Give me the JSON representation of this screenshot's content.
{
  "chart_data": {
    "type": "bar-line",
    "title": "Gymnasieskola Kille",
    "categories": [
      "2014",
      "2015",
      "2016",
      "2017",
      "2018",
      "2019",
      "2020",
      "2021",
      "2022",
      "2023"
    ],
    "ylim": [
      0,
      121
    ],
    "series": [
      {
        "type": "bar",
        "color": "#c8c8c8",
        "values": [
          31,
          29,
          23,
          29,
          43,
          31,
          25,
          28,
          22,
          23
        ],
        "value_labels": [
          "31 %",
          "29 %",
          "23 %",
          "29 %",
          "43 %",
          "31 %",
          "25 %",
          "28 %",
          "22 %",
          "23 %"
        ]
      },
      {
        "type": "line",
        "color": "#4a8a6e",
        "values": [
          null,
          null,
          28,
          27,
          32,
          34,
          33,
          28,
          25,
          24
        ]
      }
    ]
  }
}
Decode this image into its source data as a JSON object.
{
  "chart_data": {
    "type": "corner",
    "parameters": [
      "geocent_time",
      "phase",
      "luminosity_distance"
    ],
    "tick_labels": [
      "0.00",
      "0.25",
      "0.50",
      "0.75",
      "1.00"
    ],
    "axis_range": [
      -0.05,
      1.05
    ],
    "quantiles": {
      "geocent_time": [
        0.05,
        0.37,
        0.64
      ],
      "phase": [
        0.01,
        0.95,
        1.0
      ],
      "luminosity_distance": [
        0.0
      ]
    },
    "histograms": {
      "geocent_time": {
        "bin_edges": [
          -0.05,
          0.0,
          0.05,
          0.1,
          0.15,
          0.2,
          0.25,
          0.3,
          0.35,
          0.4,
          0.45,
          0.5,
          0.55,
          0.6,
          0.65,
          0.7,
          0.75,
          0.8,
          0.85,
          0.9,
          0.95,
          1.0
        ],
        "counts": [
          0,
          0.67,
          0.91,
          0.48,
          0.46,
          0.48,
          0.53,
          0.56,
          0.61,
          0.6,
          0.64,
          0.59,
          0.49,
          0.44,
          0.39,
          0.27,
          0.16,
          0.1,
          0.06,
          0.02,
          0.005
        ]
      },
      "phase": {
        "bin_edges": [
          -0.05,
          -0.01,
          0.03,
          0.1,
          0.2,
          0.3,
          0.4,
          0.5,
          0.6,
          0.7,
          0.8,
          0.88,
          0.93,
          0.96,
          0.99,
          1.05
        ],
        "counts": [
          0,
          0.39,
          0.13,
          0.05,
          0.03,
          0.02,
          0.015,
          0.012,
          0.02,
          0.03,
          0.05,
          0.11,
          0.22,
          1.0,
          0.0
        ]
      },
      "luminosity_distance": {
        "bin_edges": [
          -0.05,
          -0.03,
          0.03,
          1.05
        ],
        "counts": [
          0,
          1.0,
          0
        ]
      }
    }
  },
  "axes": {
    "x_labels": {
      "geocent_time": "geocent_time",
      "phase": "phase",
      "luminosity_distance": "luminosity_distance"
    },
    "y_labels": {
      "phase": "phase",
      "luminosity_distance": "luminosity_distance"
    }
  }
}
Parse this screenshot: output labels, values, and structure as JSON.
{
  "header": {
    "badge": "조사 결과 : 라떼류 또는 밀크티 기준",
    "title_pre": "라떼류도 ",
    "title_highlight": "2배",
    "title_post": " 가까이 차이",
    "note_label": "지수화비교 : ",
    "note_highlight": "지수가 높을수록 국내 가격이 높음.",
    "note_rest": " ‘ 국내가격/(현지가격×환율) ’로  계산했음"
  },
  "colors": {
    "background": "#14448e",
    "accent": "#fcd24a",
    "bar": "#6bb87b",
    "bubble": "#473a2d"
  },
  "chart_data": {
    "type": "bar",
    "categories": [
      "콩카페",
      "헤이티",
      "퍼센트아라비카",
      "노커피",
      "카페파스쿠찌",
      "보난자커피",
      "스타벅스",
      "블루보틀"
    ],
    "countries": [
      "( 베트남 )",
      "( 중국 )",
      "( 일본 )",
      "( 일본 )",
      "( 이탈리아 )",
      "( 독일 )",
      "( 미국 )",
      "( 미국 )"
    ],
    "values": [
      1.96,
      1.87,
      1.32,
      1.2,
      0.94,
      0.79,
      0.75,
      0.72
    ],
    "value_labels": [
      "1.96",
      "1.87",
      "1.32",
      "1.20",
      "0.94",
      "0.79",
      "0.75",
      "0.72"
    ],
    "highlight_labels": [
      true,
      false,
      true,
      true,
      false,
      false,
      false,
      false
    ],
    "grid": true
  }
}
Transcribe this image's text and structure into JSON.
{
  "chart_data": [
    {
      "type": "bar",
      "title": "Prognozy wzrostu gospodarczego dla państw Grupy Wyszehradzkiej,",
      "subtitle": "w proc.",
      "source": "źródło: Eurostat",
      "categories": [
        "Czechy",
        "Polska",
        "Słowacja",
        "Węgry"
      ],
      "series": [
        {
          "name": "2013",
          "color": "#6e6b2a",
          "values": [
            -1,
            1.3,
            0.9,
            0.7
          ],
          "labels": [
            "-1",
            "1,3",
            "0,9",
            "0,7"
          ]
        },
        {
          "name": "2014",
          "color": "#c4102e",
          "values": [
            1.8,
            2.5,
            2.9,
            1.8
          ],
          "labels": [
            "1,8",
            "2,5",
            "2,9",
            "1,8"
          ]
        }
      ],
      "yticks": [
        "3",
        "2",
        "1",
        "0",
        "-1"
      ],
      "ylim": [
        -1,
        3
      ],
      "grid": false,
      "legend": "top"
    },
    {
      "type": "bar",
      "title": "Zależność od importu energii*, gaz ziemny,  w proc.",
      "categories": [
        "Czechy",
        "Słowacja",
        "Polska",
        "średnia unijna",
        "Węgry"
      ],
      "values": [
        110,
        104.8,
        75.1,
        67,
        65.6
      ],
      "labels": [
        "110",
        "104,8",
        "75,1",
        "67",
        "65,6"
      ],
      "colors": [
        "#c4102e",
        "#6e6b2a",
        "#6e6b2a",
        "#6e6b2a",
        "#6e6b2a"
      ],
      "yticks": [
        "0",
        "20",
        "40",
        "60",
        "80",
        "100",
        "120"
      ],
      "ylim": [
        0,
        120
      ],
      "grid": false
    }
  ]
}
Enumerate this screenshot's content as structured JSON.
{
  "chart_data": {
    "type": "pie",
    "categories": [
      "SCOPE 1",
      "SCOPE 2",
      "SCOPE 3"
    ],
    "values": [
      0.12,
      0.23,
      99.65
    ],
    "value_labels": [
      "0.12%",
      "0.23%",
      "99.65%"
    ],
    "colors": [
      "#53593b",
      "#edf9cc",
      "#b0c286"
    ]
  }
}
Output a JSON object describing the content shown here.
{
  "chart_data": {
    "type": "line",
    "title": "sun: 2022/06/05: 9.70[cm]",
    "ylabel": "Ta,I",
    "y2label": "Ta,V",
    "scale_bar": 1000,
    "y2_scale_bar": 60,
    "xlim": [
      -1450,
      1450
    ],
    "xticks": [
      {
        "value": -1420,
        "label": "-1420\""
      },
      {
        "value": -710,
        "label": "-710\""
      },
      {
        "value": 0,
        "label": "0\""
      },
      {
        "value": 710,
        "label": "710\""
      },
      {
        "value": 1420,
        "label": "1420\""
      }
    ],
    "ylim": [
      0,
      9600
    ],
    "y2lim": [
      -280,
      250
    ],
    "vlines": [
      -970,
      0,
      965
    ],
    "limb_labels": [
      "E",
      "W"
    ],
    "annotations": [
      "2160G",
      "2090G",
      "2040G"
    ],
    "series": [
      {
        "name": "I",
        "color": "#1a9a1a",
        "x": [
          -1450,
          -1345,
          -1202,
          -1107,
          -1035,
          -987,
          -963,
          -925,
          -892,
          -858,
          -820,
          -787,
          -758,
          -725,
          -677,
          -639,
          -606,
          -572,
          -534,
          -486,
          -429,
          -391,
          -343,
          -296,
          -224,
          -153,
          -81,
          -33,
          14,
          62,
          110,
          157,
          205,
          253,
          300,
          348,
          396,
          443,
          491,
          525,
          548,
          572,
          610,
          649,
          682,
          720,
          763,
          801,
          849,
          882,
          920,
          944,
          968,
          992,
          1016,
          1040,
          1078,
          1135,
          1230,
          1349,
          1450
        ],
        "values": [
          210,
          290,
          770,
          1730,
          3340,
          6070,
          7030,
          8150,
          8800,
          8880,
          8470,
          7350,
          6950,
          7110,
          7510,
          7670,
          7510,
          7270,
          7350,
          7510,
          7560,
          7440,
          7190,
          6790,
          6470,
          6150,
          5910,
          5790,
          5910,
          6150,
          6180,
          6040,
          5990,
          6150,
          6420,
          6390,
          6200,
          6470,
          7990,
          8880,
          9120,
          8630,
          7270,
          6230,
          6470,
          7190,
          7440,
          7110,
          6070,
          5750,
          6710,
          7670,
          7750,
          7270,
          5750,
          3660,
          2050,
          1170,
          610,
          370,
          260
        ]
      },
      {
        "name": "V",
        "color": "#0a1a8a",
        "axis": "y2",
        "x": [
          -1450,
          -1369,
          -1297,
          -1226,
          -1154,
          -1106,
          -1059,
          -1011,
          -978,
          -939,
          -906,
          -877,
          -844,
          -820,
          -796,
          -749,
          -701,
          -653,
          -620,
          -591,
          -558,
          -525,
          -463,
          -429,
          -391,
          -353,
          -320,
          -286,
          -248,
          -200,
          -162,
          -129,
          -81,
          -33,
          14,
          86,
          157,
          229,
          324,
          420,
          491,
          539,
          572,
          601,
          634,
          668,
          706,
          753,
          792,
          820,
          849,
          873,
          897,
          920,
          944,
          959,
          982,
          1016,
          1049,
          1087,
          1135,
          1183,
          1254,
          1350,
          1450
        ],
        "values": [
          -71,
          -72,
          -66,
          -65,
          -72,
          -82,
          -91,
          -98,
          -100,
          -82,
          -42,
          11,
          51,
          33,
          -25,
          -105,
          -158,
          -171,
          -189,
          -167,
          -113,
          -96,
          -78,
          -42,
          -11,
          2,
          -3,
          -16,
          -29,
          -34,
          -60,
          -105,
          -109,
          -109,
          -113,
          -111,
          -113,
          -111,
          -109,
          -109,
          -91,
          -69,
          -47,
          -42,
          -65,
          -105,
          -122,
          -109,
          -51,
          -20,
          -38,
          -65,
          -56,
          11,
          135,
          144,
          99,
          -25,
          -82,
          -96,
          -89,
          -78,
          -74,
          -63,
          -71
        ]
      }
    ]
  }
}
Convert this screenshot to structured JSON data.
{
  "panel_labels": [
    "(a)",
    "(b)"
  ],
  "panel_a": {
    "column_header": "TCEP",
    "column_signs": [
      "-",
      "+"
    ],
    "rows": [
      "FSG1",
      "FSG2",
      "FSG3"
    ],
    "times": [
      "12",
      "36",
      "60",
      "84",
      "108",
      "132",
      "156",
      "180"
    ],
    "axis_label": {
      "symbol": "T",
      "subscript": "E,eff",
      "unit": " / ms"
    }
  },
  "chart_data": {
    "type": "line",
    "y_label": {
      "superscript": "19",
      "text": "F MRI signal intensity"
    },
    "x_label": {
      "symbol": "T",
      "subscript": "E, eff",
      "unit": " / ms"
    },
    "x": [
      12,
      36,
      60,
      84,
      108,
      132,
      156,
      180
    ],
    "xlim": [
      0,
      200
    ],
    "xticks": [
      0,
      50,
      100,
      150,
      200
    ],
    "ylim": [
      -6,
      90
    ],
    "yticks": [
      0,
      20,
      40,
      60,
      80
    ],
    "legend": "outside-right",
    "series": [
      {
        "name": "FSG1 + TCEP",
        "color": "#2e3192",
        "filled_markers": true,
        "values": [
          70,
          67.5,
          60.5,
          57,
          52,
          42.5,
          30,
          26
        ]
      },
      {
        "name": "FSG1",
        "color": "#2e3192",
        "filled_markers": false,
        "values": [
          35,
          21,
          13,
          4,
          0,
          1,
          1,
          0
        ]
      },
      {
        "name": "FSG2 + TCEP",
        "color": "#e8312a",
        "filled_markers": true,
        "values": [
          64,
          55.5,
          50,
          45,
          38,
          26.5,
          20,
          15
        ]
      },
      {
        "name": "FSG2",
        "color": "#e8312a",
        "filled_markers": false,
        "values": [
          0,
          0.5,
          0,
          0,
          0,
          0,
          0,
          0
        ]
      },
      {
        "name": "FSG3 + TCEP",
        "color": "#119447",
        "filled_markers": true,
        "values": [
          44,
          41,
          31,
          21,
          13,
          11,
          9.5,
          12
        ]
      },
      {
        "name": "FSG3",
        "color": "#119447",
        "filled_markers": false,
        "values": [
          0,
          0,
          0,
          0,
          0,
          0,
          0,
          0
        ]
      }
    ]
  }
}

*Stated exercise*: Find each line that has the word "TCEP", then copy it out.

*Reply to the task*:
    "column_header": "TCEP",
        "name": "FSG1 + TCEP",
        "name": "FSG2 + TCEP",
        "name": "FSG3 + TCEP",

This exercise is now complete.